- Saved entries
◆ ◆ ◆ ◆ ◆ ◆ ◆

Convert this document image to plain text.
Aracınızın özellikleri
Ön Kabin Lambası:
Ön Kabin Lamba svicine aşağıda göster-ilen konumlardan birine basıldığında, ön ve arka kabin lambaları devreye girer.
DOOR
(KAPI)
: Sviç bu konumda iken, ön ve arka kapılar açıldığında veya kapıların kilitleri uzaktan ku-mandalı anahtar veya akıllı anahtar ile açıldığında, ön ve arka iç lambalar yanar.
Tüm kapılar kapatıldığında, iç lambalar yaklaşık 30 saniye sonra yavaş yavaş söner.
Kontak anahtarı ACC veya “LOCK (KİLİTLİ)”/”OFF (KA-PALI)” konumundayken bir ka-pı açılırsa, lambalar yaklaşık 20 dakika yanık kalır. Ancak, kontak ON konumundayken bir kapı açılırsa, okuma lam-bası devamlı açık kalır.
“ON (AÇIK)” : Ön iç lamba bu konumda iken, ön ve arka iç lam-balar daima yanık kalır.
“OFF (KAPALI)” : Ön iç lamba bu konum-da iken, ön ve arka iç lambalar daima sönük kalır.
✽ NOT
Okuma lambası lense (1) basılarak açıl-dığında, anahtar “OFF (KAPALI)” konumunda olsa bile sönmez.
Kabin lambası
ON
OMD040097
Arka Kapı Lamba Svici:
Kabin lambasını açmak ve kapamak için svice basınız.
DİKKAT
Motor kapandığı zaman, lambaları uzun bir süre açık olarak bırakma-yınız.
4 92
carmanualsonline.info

◆ ◆ ◆ ◆ ◆ ◆ ◆

Work out how many lines of the data above hold the word "Kabin", and write only the count.

4